- [Instructions to follow]: Search the records for the word "name" and report each line that has it.

········

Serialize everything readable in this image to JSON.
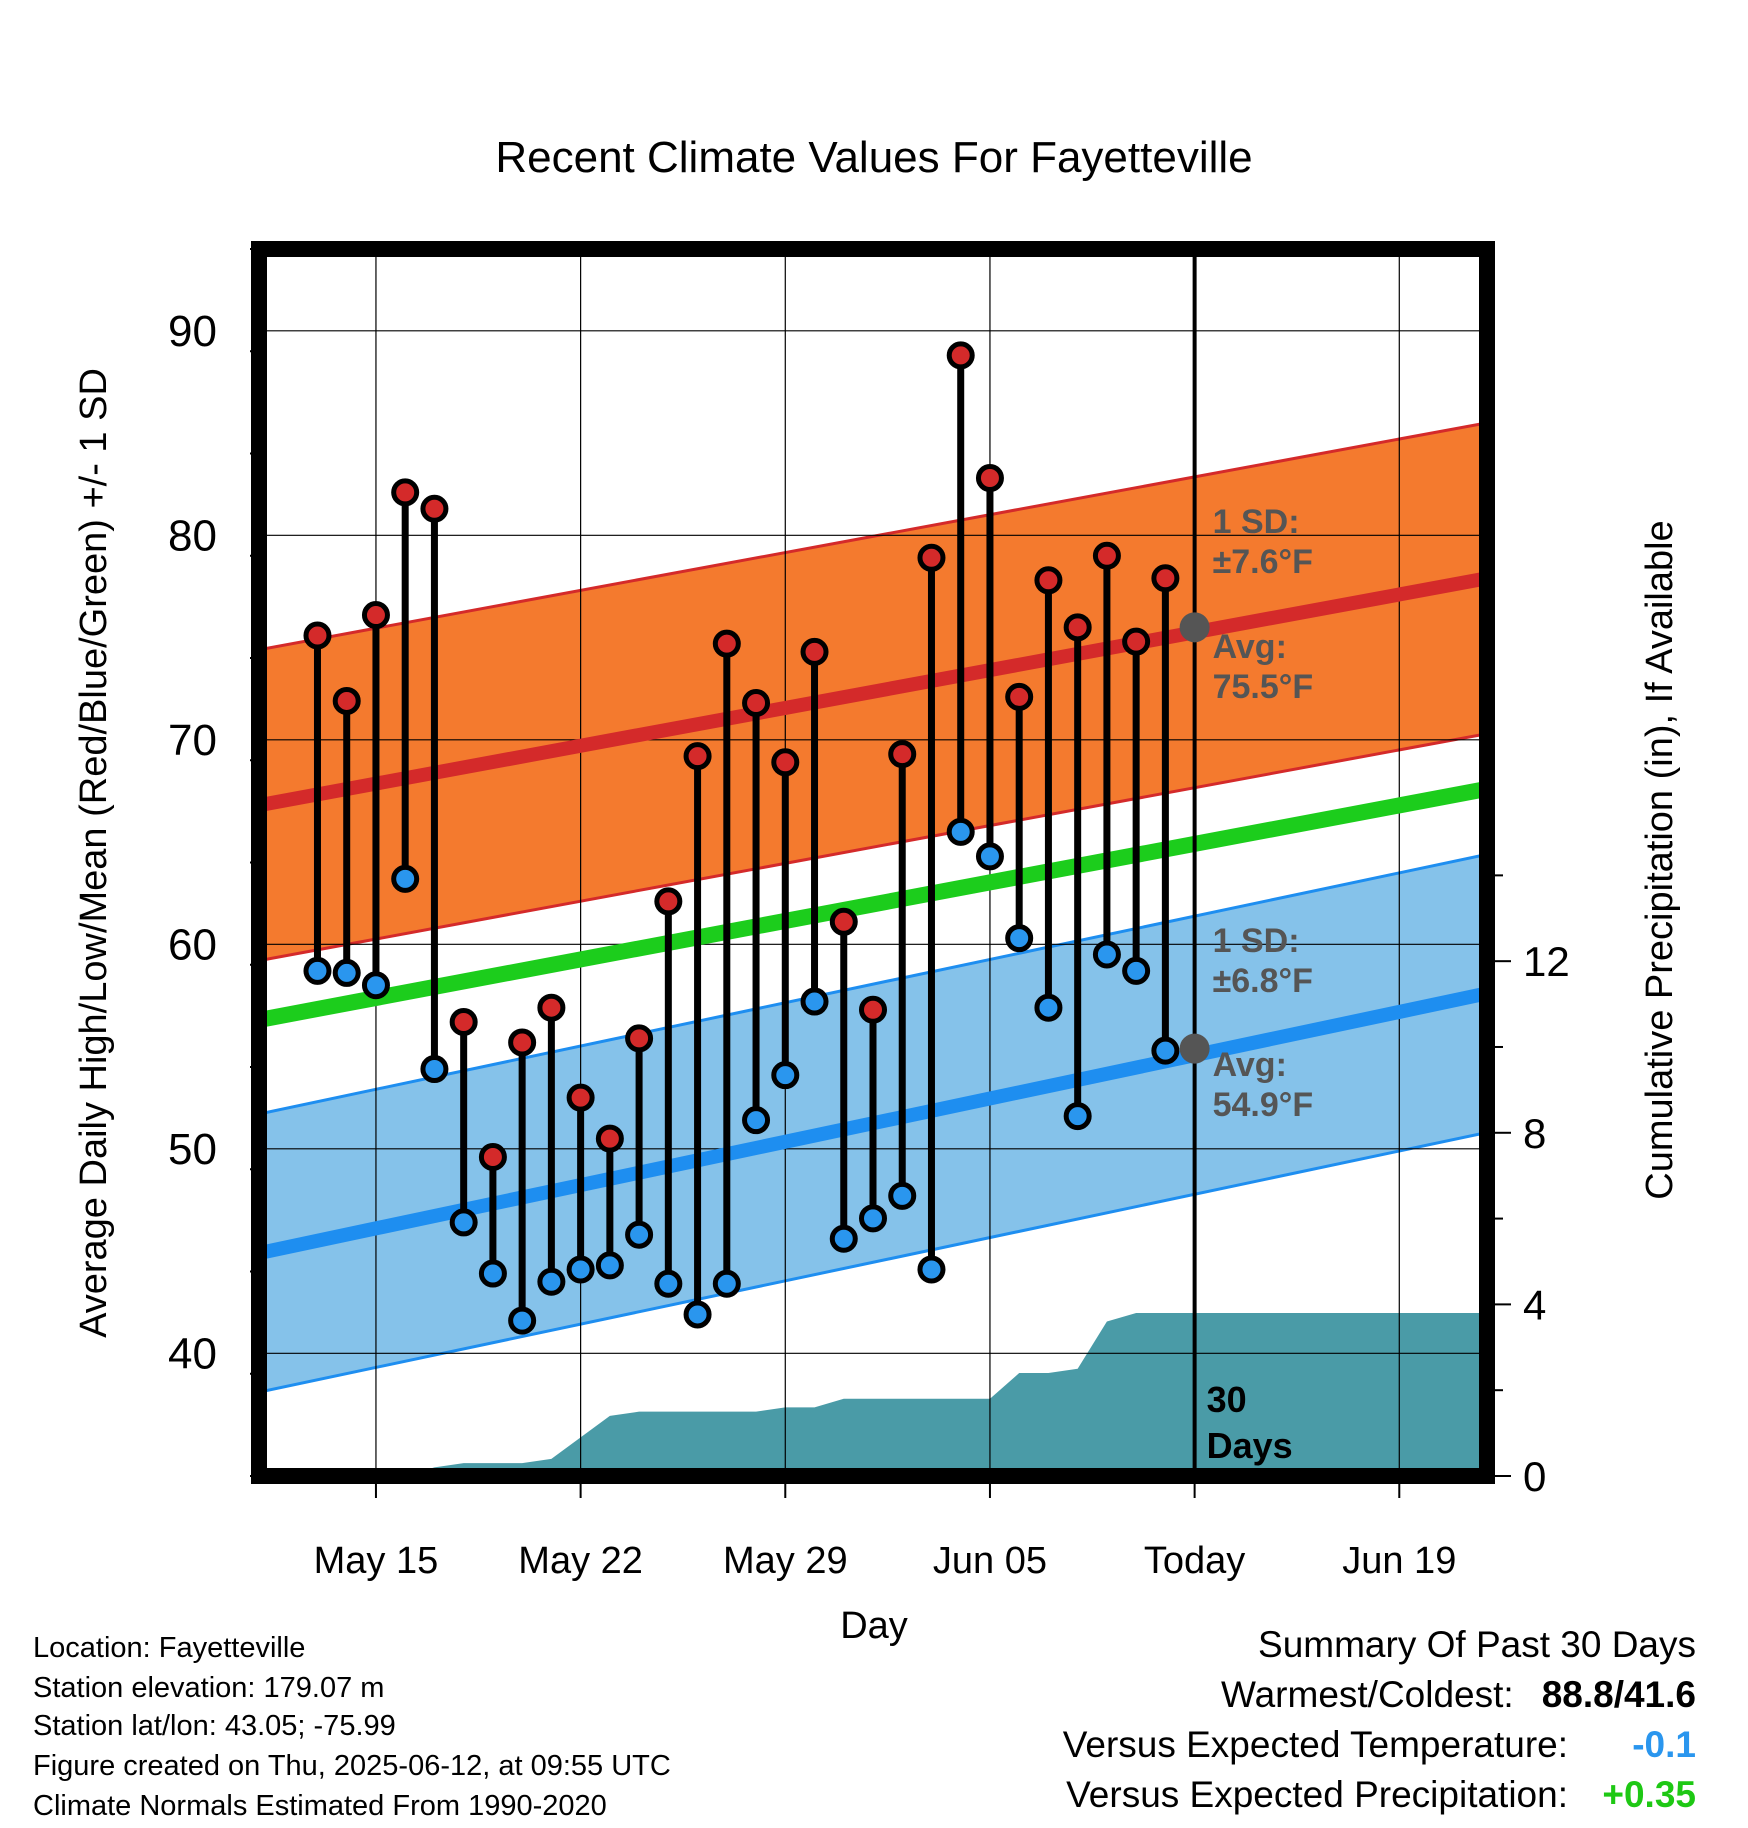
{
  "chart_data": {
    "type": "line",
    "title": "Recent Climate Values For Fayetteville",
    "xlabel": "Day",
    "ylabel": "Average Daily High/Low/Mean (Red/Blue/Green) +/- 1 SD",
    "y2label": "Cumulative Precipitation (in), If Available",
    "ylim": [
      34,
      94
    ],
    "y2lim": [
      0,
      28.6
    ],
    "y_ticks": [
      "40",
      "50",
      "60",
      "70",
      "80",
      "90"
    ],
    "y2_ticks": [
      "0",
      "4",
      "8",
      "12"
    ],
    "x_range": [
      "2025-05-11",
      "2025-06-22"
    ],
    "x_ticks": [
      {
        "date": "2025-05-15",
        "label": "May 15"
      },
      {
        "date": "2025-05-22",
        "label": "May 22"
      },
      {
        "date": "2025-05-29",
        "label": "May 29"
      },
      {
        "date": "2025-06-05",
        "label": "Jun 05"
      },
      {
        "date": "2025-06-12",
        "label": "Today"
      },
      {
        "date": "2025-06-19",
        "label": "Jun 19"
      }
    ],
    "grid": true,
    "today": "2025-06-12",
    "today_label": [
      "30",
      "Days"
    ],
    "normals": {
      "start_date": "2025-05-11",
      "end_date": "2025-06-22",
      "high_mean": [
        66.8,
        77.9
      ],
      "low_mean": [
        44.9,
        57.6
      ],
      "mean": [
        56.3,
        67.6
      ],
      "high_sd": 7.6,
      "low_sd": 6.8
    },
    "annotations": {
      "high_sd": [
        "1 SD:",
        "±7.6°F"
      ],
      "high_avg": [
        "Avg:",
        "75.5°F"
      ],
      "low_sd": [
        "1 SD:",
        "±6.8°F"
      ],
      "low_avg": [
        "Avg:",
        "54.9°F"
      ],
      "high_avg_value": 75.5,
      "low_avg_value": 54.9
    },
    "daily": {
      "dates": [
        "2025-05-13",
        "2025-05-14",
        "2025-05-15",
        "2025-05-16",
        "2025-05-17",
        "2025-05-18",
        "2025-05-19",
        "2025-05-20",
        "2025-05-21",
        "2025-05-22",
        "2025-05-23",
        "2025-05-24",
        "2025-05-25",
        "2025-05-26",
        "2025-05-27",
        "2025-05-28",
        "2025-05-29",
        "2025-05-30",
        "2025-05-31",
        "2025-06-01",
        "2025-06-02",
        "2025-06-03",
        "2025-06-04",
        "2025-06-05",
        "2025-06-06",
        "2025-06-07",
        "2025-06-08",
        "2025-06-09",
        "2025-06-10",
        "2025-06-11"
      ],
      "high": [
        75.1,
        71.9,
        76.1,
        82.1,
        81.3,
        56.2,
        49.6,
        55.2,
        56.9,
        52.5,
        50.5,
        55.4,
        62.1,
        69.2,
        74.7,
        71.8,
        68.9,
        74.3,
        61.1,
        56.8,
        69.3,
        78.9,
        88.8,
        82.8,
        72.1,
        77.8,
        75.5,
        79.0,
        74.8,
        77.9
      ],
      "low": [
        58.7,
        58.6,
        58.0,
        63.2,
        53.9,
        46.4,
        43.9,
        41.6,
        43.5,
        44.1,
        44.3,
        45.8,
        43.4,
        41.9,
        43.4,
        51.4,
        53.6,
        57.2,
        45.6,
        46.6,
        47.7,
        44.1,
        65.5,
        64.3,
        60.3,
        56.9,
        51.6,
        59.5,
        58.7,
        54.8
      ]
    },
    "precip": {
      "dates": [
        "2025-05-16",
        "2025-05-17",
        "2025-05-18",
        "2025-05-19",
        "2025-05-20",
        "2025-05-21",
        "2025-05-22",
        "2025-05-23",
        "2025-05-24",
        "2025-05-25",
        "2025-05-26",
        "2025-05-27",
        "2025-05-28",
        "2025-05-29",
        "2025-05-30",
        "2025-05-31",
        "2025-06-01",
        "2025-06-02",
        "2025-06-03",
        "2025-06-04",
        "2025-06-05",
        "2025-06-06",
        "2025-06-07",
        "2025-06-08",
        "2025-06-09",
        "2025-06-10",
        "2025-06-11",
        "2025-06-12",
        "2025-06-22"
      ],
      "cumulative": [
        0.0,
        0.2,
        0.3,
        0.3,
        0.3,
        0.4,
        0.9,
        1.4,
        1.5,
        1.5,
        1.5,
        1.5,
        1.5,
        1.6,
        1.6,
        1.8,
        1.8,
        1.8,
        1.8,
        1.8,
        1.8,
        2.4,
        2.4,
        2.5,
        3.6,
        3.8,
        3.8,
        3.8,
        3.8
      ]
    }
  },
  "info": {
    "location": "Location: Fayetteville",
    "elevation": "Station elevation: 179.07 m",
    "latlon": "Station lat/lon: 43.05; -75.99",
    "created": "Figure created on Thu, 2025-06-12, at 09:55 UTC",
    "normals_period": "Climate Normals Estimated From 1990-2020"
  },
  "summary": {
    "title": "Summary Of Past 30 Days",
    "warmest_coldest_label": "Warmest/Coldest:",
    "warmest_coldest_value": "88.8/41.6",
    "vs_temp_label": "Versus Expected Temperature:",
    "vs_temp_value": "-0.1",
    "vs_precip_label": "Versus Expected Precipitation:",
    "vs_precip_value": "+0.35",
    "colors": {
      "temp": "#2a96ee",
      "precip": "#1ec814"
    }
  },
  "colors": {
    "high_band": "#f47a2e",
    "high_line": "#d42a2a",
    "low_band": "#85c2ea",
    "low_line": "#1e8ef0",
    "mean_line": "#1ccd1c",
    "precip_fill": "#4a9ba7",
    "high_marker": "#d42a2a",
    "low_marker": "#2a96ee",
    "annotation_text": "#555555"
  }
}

········

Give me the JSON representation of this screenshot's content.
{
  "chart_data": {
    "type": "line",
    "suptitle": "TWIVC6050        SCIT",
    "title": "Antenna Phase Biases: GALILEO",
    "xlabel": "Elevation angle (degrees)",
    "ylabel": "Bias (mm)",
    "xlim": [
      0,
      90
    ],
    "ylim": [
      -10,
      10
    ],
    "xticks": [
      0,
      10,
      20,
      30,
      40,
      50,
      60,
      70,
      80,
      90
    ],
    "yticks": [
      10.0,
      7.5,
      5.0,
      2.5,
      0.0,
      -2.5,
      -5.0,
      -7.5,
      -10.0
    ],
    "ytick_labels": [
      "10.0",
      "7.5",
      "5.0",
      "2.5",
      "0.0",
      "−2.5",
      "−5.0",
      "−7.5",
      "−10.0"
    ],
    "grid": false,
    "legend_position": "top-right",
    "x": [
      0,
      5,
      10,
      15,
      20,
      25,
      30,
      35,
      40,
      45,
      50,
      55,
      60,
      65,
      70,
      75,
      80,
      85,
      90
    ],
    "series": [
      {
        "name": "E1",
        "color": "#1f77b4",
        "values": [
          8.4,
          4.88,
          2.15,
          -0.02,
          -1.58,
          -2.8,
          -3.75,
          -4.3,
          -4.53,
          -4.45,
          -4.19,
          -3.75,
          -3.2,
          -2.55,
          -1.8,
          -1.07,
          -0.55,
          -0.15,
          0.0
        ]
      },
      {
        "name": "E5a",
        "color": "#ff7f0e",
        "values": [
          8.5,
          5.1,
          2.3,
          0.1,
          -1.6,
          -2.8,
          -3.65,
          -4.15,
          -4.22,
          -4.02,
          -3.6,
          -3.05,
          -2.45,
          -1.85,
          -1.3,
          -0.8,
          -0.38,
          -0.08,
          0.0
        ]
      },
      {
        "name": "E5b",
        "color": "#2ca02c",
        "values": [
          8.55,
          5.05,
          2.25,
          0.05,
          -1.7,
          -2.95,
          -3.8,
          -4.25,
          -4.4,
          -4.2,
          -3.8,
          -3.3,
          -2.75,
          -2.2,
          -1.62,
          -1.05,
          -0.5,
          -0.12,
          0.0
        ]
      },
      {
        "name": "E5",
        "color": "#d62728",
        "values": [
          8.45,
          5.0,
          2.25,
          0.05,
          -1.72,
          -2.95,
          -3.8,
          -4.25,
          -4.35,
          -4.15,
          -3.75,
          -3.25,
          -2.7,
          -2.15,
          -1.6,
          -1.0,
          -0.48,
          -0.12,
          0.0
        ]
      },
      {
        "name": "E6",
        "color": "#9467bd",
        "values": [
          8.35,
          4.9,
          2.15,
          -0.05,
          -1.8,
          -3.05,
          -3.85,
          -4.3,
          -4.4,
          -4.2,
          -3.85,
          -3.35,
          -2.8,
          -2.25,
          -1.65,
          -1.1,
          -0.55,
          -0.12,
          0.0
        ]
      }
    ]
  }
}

········

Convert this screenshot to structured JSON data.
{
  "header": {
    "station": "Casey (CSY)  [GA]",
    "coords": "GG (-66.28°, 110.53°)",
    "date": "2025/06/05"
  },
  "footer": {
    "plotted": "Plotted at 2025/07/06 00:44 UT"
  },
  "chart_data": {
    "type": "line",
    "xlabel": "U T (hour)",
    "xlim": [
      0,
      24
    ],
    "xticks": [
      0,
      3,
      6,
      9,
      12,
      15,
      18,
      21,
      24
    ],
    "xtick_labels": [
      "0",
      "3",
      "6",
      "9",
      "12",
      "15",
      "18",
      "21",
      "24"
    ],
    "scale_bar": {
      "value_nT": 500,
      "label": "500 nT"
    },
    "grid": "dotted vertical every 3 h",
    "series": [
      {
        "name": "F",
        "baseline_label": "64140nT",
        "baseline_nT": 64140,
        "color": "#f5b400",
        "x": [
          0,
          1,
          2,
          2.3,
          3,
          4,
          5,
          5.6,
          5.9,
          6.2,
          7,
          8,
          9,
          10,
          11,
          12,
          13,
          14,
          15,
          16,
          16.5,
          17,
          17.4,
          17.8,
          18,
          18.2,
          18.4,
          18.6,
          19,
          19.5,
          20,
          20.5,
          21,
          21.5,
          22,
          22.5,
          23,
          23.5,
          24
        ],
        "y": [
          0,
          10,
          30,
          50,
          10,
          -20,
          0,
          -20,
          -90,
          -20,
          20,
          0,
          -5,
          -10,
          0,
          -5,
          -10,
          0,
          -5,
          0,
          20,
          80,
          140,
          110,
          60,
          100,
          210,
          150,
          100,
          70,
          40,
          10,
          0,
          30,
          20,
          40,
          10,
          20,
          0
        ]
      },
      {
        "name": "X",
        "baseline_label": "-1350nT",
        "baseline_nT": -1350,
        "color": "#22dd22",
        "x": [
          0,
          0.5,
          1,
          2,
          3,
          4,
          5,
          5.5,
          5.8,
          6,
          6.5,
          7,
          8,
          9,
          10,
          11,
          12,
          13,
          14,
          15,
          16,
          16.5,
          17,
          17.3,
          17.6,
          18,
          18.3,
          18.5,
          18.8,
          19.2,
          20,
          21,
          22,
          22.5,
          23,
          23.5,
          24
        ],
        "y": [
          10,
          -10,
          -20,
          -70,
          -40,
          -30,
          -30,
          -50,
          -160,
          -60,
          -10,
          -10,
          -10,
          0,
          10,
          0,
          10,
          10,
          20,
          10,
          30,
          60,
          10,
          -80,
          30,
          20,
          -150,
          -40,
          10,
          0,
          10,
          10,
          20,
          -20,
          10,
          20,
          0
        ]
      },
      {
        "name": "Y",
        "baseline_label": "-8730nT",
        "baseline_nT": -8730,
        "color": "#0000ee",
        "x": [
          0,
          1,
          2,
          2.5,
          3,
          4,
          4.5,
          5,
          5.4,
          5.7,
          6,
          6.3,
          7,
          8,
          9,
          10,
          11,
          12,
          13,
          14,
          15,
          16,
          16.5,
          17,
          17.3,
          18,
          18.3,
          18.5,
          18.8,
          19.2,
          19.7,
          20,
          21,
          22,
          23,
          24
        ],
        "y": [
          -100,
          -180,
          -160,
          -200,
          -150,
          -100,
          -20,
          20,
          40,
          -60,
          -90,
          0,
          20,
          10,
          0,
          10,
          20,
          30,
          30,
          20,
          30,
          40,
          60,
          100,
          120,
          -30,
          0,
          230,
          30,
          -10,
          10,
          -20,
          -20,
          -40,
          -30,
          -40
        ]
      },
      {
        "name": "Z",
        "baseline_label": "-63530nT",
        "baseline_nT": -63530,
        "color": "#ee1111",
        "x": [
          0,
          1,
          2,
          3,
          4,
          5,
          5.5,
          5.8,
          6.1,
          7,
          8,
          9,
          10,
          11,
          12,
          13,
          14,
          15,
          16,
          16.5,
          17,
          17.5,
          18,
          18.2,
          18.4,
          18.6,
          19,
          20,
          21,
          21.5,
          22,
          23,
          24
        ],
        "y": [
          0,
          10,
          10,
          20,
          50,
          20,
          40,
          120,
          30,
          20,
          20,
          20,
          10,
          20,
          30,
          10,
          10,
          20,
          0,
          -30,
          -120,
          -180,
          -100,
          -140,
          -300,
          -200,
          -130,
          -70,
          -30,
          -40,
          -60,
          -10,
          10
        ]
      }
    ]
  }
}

········

- [Result for this exercise]:
        "name": "E1",
        "name": "E5a",
        "name": "E5b",
        "name": "E5",
        "name": "E6",
        "name": "F",
        "name": "X",
        "name": "Y",
        "name": "Z",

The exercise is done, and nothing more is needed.